Written exercise: Return the exact lines spanning from the line with "Read all visible content and emit it as JSON." through the last line of the entries, boundaries included, and no others.
--- BEGIN Records ---
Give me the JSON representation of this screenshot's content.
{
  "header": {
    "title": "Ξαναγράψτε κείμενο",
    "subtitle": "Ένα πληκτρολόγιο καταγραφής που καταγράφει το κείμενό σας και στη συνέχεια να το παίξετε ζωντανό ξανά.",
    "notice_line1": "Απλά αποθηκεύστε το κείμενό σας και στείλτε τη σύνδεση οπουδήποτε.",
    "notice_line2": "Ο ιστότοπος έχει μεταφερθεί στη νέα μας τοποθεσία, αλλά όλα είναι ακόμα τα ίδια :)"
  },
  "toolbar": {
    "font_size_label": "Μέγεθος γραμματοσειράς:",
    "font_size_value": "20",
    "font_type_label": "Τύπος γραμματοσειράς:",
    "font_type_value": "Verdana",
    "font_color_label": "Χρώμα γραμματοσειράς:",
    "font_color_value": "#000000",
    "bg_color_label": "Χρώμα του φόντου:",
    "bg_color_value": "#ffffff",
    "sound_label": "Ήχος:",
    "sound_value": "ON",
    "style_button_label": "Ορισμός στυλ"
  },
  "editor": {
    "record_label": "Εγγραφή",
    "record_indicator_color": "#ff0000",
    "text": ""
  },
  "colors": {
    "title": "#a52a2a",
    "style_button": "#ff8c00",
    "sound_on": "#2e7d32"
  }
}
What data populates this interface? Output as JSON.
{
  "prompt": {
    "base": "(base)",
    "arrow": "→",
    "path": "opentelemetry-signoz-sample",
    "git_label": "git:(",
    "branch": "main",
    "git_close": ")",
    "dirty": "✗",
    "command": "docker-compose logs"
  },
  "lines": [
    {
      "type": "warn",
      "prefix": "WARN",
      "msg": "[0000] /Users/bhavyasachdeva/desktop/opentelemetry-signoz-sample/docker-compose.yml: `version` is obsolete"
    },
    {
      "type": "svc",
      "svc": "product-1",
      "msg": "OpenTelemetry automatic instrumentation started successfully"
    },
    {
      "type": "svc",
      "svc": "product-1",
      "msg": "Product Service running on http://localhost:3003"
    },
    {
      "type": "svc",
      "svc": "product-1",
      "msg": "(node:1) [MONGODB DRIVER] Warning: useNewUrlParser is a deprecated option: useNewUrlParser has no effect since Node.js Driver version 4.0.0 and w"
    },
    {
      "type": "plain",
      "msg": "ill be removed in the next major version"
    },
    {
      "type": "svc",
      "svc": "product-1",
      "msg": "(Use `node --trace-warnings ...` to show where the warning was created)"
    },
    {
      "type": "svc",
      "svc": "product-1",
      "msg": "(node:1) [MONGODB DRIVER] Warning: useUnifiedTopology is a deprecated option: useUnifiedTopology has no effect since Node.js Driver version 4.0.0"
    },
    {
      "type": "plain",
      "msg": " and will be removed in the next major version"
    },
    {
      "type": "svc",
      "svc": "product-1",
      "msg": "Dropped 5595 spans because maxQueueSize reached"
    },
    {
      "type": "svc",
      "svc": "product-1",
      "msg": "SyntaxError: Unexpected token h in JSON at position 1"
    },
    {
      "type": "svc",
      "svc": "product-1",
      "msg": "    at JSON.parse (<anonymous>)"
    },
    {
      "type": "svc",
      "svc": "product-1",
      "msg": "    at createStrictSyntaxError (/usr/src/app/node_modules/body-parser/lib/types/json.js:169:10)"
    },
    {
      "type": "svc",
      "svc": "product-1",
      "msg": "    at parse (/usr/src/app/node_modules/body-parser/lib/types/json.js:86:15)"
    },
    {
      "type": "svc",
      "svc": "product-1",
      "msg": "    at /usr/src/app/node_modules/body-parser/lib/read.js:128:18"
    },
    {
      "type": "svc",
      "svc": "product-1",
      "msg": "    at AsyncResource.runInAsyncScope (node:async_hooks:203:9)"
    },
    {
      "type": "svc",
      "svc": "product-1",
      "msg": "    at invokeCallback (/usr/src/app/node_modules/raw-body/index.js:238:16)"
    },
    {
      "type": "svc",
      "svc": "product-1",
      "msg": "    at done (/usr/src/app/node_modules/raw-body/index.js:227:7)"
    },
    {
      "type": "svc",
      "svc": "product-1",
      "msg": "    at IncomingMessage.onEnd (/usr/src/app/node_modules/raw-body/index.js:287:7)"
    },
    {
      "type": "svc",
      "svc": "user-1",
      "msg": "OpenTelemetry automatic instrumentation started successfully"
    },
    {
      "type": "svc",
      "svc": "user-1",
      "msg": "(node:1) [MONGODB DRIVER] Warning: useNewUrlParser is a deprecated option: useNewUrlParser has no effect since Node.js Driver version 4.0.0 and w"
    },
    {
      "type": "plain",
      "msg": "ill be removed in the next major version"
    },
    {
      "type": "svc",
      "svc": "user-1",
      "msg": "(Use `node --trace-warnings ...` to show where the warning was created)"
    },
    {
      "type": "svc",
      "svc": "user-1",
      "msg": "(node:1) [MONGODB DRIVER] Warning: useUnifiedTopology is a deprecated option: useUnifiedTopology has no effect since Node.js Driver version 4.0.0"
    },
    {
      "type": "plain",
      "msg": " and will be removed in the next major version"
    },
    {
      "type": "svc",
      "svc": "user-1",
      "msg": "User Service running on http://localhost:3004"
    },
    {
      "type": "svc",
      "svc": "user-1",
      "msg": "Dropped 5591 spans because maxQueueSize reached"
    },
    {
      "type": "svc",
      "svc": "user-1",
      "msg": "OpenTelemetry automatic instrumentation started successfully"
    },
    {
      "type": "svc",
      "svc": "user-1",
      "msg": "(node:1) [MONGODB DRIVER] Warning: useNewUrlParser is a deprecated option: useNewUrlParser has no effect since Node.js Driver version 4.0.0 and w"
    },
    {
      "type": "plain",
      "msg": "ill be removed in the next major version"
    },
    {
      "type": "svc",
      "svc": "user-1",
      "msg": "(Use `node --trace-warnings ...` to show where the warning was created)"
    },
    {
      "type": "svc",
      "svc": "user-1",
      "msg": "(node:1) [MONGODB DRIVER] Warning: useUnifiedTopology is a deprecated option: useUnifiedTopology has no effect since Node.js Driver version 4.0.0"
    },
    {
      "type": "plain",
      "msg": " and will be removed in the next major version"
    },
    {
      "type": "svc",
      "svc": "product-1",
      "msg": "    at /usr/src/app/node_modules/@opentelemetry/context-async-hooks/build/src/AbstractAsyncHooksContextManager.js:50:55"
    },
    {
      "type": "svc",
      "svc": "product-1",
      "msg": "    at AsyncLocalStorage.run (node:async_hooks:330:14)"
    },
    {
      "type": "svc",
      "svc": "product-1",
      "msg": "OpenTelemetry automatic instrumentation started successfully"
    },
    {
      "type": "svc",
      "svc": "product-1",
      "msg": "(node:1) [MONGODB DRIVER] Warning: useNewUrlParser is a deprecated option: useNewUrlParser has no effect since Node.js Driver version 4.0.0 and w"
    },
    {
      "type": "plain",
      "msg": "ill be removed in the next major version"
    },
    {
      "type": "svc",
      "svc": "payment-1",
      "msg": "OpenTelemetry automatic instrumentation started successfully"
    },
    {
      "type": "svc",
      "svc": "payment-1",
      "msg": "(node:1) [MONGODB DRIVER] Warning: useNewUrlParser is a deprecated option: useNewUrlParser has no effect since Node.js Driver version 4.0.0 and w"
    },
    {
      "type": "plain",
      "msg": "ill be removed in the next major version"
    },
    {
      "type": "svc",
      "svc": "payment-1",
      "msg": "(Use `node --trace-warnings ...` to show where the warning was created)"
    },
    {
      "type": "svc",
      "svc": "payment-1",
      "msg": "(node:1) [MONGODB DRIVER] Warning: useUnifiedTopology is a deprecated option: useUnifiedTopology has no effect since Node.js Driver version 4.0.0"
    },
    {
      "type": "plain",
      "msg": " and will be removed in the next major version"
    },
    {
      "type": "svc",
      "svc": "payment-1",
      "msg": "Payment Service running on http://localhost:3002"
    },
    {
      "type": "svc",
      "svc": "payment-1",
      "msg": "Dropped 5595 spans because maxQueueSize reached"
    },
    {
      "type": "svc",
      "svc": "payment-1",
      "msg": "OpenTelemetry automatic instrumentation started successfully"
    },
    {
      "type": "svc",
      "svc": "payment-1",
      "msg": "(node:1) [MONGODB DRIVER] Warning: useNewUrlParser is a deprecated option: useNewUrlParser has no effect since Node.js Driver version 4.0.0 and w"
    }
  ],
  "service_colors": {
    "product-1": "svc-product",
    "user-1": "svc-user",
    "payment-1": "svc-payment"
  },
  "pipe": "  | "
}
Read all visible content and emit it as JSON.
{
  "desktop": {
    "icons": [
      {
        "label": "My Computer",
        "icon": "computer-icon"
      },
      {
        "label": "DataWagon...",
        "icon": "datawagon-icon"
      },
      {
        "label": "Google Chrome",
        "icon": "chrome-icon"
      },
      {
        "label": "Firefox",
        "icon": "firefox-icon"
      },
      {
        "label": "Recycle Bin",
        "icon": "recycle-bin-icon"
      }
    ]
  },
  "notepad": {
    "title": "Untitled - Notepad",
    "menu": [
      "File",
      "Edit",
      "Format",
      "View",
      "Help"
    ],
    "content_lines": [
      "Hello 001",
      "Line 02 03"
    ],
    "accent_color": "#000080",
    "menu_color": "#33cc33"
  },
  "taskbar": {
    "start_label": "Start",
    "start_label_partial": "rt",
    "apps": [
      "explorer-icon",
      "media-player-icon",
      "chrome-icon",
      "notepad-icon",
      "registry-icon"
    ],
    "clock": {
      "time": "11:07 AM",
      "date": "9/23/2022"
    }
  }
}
--- END Records ---
Full response:
Read all visible content and emit it as JSON.
{
  "desktop": {
    "icons": [
      {
        "label": "My Computer",
        "icon": "computer-icon"
      },
      {
        "label": "DataWagon...",
        "icon": "datawagon-icon"
      },
      {
        "label": "Google Chrome",
        "icon": "chrome-icon"
      },
      {
        "label": "Firefox",
        "icon": "firefox-icon"
      },
      {
        "label": "Recycle Bin",
        "icon": "recycle-bin-icon"
      }
    ]
  },
  "notepad": {
    "title": "Untitled - Notepad",
    "menu": [
      "File",
      "Edit",
      "Format",
      "View",
      "Help"
    ],
    "content_lines": [
      "Hello 001",
      "Line 02 03"
    ],
    "accent_color": "#000080",
    "menu_color": "#33cc33"
  },
  "taskbar": {
    "start_label": "Start",
    "start_label_partial": "rt",
    "apps": [
      "explorer-icon",
      "media-player-icon",
      "chrome-icon",
      "notepad-icon",
      "registry-icon"
    ],
    "clock": {
      "time": "11:07 AM",
      "date": "9/23/2022"
    }
  }
}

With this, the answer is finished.